**Written problem:**
Copy out each line of the material below with no changes.

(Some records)

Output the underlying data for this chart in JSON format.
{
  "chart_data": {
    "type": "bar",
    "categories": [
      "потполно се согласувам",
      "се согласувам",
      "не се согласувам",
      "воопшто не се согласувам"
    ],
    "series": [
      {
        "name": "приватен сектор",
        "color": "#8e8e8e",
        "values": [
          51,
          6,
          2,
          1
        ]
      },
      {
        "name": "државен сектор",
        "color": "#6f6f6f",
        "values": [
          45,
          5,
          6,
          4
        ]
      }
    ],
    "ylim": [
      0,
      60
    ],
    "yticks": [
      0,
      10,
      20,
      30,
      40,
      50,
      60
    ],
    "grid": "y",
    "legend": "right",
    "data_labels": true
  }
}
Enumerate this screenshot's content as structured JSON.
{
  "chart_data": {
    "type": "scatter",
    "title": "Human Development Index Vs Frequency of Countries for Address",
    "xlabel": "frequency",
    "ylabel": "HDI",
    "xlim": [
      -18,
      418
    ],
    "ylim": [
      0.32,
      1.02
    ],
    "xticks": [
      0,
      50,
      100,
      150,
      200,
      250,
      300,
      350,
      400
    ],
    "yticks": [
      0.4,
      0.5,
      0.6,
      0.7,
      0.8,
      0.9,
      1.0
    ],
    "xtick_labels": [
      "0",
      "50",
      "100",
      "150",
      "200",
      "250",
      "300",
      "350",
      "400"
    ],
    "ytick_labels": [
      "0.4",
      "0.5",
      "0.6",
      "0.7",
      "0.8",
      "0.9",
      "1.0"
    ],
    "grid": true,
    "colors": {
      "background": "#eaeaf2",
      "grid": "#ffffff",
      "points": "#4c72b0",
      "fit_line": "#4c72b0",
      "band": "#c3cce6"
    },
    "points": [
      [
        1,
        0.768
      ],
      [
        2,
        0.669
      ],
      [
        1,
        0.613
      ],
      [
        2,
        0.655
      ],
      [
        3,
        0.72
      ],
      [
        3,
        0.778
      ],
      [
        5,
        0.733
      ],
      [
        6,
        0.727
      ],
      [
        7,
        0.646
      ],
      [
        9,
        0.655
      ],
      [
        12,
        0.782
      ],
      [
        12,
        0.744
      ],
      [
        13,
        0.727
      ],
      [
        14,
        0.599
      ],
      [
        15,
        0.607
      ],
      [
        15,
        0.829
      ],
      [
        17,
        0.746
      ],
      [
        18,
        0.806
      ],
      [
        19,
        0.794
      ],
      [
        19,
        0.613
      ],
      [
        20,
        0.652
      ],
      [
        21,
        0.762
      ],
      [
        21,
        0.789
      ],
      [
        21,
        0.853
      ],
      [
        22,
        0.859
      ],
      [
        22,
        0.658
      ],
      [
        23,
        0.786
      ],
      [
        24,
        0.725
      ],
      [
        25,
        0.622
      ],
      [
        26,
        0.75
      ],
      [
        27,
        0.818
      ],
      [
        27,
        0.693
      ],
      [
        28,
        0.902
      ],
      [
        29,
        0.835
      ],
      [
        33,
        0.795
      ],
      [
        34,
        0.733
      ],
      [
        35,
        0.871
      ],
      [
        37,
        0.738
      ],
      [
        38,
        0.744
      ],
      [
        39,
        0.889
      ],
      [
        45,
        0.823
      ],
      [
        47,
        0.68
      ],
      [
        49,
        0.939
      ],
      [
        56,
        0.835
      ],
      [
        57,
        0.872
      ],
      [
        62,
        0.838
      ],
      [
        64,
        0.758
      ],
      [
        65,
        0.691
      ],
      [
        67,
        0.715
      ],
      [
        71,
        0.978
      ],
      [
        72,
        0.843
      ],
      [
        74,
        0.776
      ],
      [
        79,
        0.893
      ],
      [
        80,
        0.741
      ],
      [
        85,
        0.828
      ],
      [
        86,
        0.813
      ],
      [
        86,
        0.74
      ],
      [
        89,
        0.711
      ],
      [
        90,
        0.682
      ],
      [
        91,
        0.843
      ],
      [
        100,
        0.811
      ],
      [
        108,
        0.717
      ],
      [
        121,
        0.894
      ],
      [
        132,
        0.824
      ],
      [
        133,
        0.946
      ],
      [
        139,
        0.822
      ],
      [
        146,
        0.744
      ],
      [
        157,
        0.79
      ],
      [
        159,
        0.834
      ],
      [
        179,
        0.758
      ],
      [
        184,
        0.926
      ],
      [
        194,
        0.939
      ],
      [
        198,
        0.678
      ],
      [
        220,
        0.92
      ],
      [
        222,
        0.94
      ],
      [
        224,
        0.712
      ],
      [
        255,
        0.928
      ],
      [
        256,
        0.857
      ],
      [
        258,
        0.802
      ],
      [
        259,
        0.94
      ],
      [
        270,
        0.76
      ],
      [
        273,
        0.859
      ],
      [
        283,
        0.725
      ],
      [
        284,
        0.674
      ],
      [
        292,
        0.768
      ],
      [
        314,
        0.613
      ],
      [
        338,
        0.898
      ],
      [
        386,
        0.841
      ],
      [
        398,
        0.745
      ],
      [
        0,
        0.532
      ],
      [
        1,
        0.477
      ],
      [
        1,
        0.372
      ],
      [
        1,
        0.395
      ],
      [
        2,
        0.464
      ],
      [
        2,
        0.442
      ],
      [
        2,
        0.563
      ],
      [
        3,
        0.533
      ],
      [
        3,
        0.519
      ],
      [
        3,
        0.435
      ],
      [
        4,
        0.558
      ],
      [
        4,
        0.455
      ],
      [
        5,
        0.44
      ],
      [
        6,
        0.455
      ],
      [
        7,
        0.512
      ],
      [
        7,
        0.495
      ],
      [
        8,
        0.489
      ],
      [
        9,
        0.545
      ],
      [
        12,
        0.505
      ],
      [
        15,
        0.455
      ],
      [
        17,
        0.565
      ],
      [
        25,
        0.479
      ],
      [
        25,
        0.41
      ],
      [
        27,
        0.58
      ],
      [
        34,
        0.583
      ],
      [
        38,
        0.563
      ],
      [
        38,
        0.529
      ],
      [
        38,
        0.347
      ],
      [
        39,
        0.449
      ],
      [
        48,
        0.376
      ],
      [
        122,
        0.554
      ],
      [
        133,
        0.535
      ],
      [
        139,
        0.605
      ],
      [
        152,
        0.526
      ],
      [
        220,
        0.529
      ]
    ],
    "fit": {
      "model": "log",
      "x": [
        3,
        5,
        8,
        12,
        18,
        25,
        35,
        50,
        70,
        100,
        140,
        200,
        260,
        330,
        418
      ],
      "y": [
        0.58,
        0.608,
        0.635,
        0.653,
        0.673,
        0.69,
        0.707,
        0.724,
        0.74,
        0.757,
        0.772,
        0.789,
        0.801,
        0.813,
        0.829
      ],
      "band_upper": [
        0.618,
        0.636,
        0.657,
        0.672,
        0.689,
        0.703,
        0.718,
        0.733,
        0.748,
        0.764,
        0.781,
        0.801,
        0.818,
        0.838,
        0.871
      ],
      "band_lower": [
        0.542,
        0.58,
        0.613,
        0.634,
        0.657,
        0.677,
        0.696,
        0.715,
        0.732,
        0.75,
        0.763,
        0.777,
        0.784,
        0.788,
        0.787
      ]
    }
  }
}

**Completed exercise:**
Output the underlying data for this chart in JSON format.
{
  "chart_data": {
    "type": "bar",
    "categories": [
      "потполно се согласувам",
      "се согласувам",
      "не се согласувам",
      "воопшто не се согласувам"
    ],
    "series": [
      {
        "name": "приватен сектор",
        "color": "#8e8e8e",
        "values": [
          51,
          6,
          2,
          1
        ]
      },
      {
        "name": "државен сектор",
        "color": "#6f6f6f",
        "values": [
          45,
          5,
          6,
          4
        ]
      }
    ],
    "ylim": [
      0,
      60
    ],
    "yticks": [
      0,
      10,
      20,
      30,
      40,
      50,
      60
    ],
    "grid": "y",
    "legend": "right",
    "data_labels": true
  }
}
Enumerate this screenshot's content as structured JSON.
{
  "chart_data": {
    "type": "scatter",
    "title": "Human Development Index Vs Frequency of Countries for Address",
    "xlabel": "frequency",
    "ylabel": "HDI",
    "xlim": [
      -18,
      418
    ],
    "ylim": [
      0.32,
      1.02
    ],
    "xticks": [
      0,
      50,
      100,
      150,
      200,
      250,
      300,
      350,
      400
    ],
    "yticks": [
      0.4,
      0.5,
      0.6,
      0.7,
      0.8,
      0.9,
      1.0
    ],
    "xtick_labels": [
      "0",
      "50",
      "100",
      "150",
      "200",
      "250",
      "300",
      "350",
      "400"
    ],
    "ytick_labels": [
      "0.4",
      "0.5",
      "0.6",
      "0.7",
      "0.8",
      "0.9",
      "1.0"
    ],
    "grid": true,
    "colors": {
      "background": "#eaeaf2",
      "grid": "#ffffff",
      "points": "#4c72b0",
      "fit_line": "#4c72b0",
      "band": "#c3cce6"
    },
    "points": [
      [
        1,
        0.768
      ],
      [
        2,
        0.669
      ],
      [
        1,
        0.613
      ],
      [
        2,
        0.655
      ],
      [
        3,
        0.72
      ],
      [
        3,
        0.778
      ],
      [
        5,
        0.733
      ],
      [
        6,
        0.727
      ],
      [
        7,
        0.646
      ],
      [
        9,
        0.655
      ],
      [
        12,
        0.782
      ],
      [
        12,
        0.744
      ],
      [
        13,
        0.727
      ],
      [
        14,
        0.599
      ],
      [
        15,
        0.607
      ],
      [
        15,
        0.829
      ],
      [
        17,
        0.746
      ],
      [
        18,
        0.806
      ],
      [
        19,
        0.794
      ],
      [
        19,
        0.613
      ],
      [
        20,
        0.652
      ],
      [
        21,
        0.762
      ],
      [
        21,
        0.789
      ],
      [
        21,
        0.853
      ],
      [
        22,
        0.859
      ],
      [
        22,
        0.658
      ],
      [
        23,
        0.786
      ],
      [
        24,
        0.725
      ],
      [
        25,
        0.622
      ],
      [
        26,
        0.75
      ],
      [
        27,
        0.818
      ],
      [
        27,
        0.693
      ],
      [
        28,
        0.902
      ],
      [
        29,
        0.835
      ],
      [
        33,
        0.795
      ],
      [
        34,
        0.733
      ],
      [
        35,
        0.871
      ],
      [
        37,
        0.738
      ],
      [
        38,
        0.744
      ],
      [
        39,
        0.889
      ],
      [
        45,
        0.823
      ],
      [
        47,
        0.68
      ],
      [
        49,
        0.939
      ],
      [
        56,
        0.835
      ],
      [
        57,
        0.872
      ],
      [
        62,
        0.838
      ],
      [
        64,
        0.758
      ],
      [
        65,
        0.691
      ],
      [
        67,
        0.715
      ],
      [
        71,
        0.978
      ],
      [
        72,
        0.843
      ],
      [
        74,
        0.776
      ],
      [
        79,
        0.893
      ],
      [
        80,
        0.741
      ],
      [
        85,
        0.828
      ],
      [
        86,
        0.813
      ],
      [
        86,
        0.74
      ],
      [
        89,
        0.711
      ],
      [
        90,
        0.682
      ],
      [
        91,
        0.843
      ],
      [
        100,
        0.811
      ],
      [
        108,
        0.717
      ],
      [
        121,
        0.894
      ],
      [
        132,
        0.824
      ],
      [
        133,
        0.946
      ],
      [
        139,
        0.822
      ],
      [
        146,
        0.744
      ],
      [
        157,
        0.79
      ],
      [
        159,
        0.834
      ],
      [
        179,
        0.758
      ],
      [
        184,
        0.926
      ],
      [
        194,
        0.939
      ],
      [
        198,
        0.678
      ],
      [
        220,
        0.92
      ],
      [
        222,
        0.94
      ],
      [
        224,
        0.712
      ],
      [
        255,
        0.928
      ],
      [
        256,
        0.857
      ],
      [
        258,
        0.802
      ],
      [
        259,
        0.94
      ],
      [
        270,
        0.76
      ],
      [
        273,
        0.859
      ],
      [
        283,
        0.725
      ],
      [
        284,
        0.674
      ],
      [
        292,
        0.768
      ],
      [
        314,
        0.613
      ],
      [
        338,
        0.898
      ],
      [
        386,
        0.841
      ],
      [
        398,
        0.745
      ],
      [
        0,
        0.532
      ],
      [
        1,
        0.477
      ],
      [
        1,
        0.372
      ],
      [
        1,
        0.395
      ],
      [
        2,
        0.464
      ],
      [
        2,
        0.442
      ],
      [
        2,
        0.563
      ],
      [
        3,
        0.533
      ],
      [
        3,
        0.519
      ],
      [
        3,
        0.435
      ],
      [
        4,
        0.558
      ],
      [
        4,
        0.455
      ],
      [
        5,
        0.44
      ],
      [
        6,
        0.455
      ],
      [
        7,
        0.512
      ],
      [
        7,
        0.495
      ],
      [
        8,
        0.489
      ],
      [
        9,
        0.545
      ],
      [
        12,
        0.505
      ],
      [
        15,
        0.455
      ],
      [
        17,
        0.565
      ],
      [
        25,
        0.479
      ],
      [
        25,
        0.41
      ],
      [
        27,
        0.58
      ],
      [
        34,
        0.583
      ],
      [
        38,
        0.563
      ],
      [
        38,
        0.529
      ],
      [
        38,
        0.347
      ],
      [
        39,
        0.449
      ],
      [
        48,
        0.376
      ],
      [
        122,
        0.554
      ],
      [
        133,
        0.535
      ],
      [
        139,
        0.605
      ],
      [
        152,
        0.526
      ],
      [
        220,
        0.529
      ]
    ],
    "fit": {
      "model": "log",
      "x": [
        3,
        5,
        8,
        12,
        18,
        25,
        35,
        50,
        70,
        100,
        140,
        200,
        260,
        330,
        418
      ],
      "y": [
        0.58,
        0.608,
        0.635,
        0.653,
        0.673,
        0.69,
        0.707,
        0.724,
        0.74,
        0.757,
        0.772,
        0.789,
        0.801,
        0.813,
        0.829
      ],
      "band_upper": [
        0.618,
        0.636,
        0.657,
        0.672,
        0.689,
        0.703,
        0.718,
        0.733,
        0.748,
        0.764,
        0.781,
        0.801,
        0.818,
        0.838,
        0.871
      ],
      "band_lower": [
        0.542,
        0.58,
        0.613,
        0.634,
        0.657,
        0.677,
        0.696,
        0.715,
        0.732,
        0.75,
        0.763,
        0.777,
        0.784,
        0.788,
        0.787
      ]
    }
  }
}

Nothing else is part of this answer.